→ What is needed
Rewrite the material from the line with "Point [359,186,370,191]" to the line with "Point [116,127,127,131]", changing every "Point" to "Marker" and leaving all else as it is.

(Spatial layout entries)
○ ○ ○ ○ ○ ○ ○
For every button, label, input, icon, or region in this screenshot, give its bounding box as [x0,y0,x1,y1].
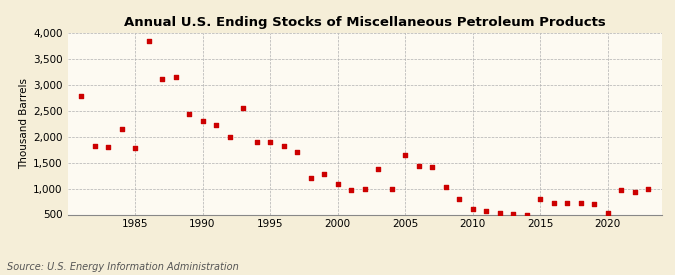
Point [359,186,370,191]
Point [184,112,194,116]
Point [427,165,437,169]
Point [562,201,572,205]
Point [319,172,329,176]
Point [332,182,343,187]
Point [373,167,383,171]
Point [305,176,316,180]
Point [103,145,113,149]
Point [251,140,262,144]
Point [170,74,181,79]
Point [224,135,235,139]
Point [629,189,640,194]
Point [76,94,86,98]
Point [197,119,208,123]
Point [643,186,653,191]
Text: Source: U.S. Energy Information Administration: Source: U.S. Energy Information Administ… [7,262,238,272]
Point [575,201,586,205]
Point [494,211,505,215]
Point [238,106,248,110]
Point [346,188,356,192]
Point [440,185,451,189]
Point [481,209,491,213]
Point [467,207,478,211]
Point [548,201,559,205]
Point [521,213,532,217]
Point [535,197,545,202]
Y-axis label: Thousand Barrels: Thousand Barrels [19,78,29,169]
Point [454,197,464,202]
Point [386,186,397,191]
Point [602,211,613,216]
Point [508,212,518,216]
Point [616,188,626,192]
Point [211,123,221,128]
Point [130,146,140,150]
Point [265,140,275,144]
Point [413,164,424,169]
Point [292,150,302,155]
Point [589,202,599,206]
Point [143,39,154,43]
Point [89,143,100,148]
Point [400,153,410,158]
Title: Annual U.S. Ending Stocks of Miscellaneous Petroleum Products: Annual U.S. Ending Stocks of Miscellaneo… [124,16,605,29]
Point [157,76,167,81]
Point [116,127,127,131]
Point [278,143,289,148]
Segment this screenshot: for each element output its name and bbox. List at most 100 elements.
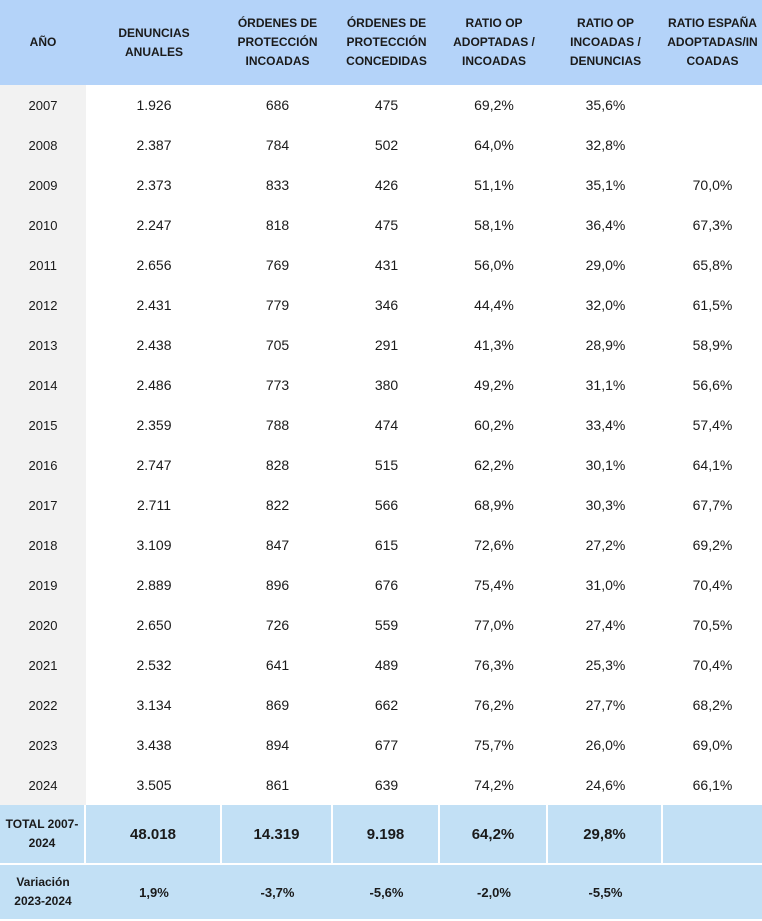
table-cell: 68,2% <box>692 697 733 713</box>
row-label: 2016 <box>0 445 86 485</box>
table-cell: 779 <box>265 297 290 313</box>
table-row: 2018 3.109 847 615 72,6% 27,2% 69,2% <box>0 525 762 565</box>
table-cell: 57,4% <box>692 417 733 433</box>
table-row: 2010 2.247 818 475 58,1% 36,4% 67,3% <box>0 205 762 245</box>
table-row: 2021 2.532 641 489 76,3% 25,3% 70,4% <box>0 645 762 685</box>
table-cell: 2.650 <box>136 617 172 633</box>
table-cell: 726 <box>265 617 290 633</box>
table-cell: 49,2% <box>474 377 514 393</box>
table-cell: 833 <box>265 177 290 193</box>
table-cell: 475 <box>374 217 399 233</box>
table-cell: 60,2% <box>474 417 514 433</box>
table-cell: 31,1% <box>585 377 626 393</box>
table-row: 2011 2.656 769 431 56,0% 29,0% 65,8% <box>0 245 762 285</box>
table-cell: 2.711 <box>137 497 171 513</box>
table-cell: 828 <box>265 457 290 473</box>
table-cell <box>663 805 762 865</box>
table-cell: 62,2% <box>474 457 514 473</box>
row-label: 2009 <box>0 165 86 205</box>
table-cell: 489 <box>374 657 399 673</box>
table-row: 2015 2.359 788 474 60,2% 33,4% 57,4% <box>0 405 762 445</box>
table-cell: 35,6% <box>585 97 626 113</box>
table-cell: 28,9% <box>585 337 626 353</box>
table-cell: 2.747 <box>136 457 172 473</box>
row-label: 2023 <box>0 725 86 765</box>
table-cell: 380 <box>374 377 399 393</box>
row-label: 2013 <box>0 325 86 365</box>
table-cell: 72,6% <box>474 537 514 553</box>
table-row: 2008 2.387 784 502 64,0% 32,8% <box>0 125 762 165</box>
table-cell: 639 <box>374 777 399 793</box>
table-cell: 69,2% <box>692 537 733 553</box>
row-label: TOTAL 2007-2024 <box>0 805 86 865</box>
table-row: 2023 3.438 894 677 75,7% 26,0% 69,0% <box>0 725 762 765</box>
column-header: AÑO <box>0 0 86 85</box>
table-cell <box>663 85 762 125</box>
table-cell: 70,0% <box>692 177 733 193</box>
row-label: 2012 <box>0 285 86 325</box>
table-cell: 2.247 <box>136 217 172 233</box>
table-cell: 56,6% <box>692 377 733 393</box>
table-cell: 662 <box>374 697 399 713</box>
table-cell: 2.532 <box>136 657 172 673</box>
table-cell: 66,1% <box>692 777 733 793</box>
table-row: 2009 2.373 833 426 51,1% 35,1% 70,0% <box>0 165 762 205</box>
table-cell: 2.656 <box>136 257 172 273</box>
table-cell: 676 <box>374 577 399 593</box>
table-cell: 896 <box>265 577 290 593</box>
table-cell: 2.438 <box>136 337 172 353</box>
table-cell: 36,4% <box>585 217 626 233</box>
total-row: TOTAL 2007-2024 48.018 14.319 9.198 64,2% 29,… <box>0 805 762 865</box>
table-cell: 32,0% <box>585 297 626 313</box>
○ ○ ○ ○ ○ ○ ○
→ Task answer
Marker [359,186,370,191]
Marker [184,112,194,116]
Marker [427,165,437,169]
Marker [562,201,572,205]
Marker [319,172,329,176]
Marker [332,182,343,187]
Marker [373,167,383,171]
Marker [305,176,316,180]
Marker [103,145,113,149]
Marker [251,140,262,144]
Marker [170,74,181,79]
Marker [224,135,235,139]
Marker [629,189,640,194]
Marker [76,94,86,98]
Marker [197,119,208,123]
Marker [643,186,653,191]
Text: Source: U.S. Energy Information Administration: Source: U.S. Energy Information Administ… [7,262,238,272]
Marker [575,201,586,205]
Marker [494,211,505,215]
Marker [238,106,248,110]
Marker [346,188,356,192]
Marker [440,185,451,189]
Marker [481,209,491,213]
Marker [467,207,478,211]
Marker [548,201,559,205]
Marker [521,213,532,217]
Marker [535,197,545,202]
Y-axis label: Thousand Barrels: Thousand Barrels [19,78,29,169]
Marker [454,197,464,202]
Marker [386,186,397,191]
Marker [602,211,613,216]
Marker [508,212,518,216]
Marker [616,188,626,192]
Marker [211,123,221,128]
Marker [130,146,140,150]
Marker [265,140,275,144]
Marker [413,164,424,169]
Marker [292,150,302,155]
Marker [589,202,599,206]
Marker [143,39,154,43]
Marker [89,143,100,148]
Marker [400,153,410,158]
Title: Annual U.S. Ending Stocks of Miscellaneous Petroleum Products: Annual U.S. Ending Stocks of Miscellaneo… [124,16,605,29]
Marker [157,76,167,81]
Marker [116,127,127,131]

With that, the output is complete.